(Given request A): Summarize the article on the Saudi king's visit to Beijing in two sentences.
(Given request B): Return everything from the start of the entries down to the line containing "length-arrow-label: B <box>304", including both ends, character for character.

(Passage given):
Saudi king's visit highlights China's Middle East engagement

March 16, 2017

Beijing, Mar 16: Saudi Arabia's King Salman began a visit to Beijing Thursday that highlights growing ties underpinned by China's thirst for Saudi oil and the kingdom's status as a key link in Beijing's bid to connect China to Europe through infrastructure development.

Saudi

Salman went immediately into talks with President Xi Jinping following a formal welcoming ceremony at the Great Hall of the People, the seat of China's legislature. The 81-year-old monarch's visit is part of a monthlong swing through Asia in a push to develop a less oil-dependent growth strategy.

During Salman's visit to Tokyo earlier this week, the Saudi sovereign wealth fund announced a new $25 billion technology fund with telecom giant Softbank.

Beijing for its part is rolling out a trade and investment initiative across Central Asia and the Middle East called "One Belt, One Road," and sees the desert kingdom as a regional linchpin.

In opening remarks at their meeting, Xi said he looked forward to discussing projects under development, and said results so far "have surpassed our expectations."

Security ties between the two have also grown significantly, with the Saudi air force deploying Chinese unmanned attack drones and the two militaries holding joint counter-terrorism exercises in western China. Chinese navy vessels have also visited the Saudi port of Jeddah as part of increasingly active maneuvers in the Gulf of Aden.

Chinese officials say their overriding security interest in the Middle East is to prevent ethnic Uighur fighters who have left western China and joined militant groups in Syria and Iraq from returning to strike at China.

(Information given):
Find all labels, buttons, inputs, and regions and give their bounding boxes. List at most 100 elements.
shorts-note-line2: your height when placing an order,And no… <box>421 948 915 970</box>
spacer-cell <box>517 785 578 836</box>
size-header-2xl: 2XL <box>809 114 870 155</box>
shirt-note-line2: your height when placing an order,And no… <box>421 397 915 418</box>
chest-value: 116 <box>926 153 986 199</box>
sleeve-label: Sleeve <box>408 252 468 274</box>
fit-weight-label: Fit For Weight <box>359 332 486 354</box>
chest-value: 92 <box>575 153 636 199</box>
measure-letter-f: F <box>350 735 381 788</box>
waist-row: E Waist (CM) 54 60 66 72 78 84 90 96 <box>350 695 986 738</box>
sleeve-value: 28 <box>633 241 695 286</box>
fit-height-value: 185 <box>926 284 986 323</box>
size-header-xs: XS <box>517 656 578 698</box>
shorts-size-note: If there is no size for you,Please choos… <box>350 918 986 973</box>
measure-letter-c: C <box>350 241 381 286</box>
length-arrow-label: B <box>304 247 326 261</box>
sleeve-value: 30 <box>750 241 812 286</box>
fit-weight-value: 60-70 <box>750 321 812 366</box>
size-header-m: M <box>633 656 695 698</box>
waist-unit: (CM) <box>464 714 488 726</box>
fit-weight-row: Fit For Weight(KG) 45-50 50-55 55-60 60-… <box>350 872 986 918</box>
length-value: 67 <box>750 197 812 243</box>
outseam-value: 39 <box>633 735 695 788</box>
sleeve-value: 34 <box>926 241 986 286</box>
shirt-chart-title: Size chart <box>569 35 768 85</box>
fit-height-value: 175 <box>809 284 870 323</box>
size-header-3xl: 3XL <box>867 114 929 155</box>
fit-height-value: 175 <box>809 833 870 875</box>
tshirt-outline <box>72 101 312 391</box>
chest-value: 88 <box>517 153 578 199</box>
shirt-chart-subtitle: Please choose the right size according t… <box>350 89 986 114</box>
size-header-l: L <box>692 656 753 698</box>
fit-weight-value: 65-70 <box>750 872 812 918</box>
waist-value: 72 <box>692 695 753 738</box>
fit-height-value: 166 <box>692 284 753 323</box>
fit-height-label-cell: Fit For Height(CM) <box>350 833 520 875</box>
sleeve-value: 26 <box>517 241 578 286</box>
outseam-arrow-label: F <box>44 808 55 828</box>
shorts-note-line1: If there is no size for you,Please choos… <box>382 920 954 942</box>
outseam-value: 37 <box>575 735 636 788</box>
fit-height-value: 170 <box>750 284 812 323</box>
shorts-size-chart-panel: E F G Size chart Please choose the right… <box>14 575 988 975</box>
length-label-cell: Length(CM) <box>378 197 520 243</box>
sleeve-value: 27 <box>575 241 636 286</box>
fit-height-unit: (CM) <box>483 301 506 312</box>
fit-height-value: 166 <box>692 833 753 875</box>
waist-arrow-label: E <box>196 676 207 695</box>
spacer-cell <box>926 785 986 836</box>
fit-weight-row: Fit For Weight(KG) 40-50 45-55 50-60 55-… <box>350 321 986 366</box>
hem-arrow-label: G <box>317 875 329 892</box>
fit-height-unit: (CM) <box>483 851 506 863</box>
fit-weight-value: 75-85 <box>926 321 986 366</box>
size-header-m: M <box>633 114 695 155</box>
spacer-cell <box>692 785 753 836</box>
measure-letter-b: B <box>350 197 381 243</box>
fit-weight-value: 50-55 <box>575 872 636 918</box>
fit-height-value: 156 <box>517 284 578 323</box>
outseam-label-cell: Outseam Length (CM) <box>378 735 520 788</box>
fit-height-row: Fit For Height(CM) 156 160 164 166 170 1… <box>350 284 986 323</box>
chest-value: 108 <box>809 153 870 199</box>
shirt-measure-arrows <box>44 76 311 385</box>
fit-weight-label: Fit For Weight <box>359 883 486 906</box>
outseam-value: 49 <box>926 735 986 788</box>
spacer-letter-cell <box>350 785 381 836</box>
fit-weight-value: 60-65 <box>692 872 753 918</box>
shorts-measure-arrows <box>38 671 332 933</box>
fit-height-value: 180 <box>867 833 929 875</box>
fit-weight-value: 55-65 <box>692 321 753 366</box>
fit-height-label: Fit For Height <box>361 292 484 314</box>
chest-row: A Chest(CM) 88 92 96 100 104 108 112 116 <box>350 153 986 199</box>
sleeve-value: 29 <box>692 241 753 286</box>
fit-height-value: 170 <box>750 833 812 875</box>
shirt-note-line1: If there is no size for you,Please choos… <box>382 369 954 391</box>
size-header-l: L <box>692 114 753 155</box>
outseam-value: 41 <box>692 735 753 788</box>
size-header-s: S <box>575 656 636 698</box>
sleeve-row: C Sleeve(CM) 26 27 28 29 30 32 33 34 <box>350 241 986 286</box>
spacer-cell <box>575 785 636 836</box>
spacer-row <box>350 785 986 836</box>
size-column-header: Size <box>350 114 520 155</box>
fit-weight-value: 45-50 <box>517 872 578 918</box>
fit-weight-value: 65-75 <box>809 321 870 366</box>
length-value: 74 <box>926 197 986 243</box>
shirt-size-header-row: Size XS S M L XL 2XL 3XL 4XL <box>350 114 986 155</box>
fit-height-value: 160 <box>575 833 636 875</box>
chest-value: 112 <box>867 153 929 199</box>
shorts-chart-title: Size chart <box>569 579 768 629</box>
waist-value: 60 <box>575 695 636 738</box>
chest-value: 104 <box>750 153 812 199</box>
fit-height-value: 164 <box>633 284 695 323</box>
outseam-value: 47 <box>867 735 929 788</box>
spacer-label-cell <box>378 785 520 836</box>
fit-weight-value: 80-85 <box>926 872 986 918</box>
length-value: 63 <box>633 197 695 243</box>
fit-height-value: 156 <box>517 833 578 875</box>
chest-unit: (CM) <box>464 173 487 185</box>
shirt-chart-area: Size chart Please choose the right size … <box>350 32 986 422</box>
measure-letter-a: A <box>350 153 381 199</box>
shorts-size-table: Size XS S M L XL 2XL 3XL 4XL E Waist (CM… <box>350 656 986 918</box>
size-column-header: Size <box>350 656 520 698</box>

(Correct result A): Saudi Arabia's King Salman began a visit to Beijing, holding talks with President Xi Jinping as part of a monthlong Asian tour aimed at a less oil-dependent growth strategy, amid ties driven by China's demand for Saudi oil and the kingdom's role in Beijing's "One Belt, One Road" initiative. Security ties have also grown, with the Saudi air force deploying Chinese attack drones, the two militaries holding joint counter-terrorism exercises, and Chinese navy vessels visiting the port of Jeddah.

(Correct result B):
Find all labels, buttons, inputs, and regions and give their bounding boxes. List at most 100 elements.
shorts-note-line2: your height when placing an order,And no… <box>421 948 915 970</box>
spacer-cell <box>517 785 578 836</box>
size-header-2xl: 2XL <box>809 114 870 155</box>
shirt-note-line2: your height when placing an order,And no… <box>421 397 915 418</box>
chest-value: 116 <box>926 153 986 199</box>
sleeve-label: Sleeve <box>408 252 468 274</box>
fit-weight-label: Fit For Weight <box>359 332 486 354</box>
chest-value: 92 <box>575 153 636 199</box>
measure-letter-f: F <box>350 735 381 788</box>
waist-row: E Waist (CM) 54 60 66 72 78 84 90 96 <box>350 695 986 738</box>
sleeve-value: 28 <box>633 241 695 286</box>
fit-height-value: 185 <box>926 284 986 323</box>
size-header-xs: XS <box>517 656 578 698</box>
shorts-size-note: If there is no size for you,Please choos… <box>350 918 986 973</box>
measure-letter-c: C <box>350 241 381 286</box>
length-arrow-label: B <box>304 247 326 261</box>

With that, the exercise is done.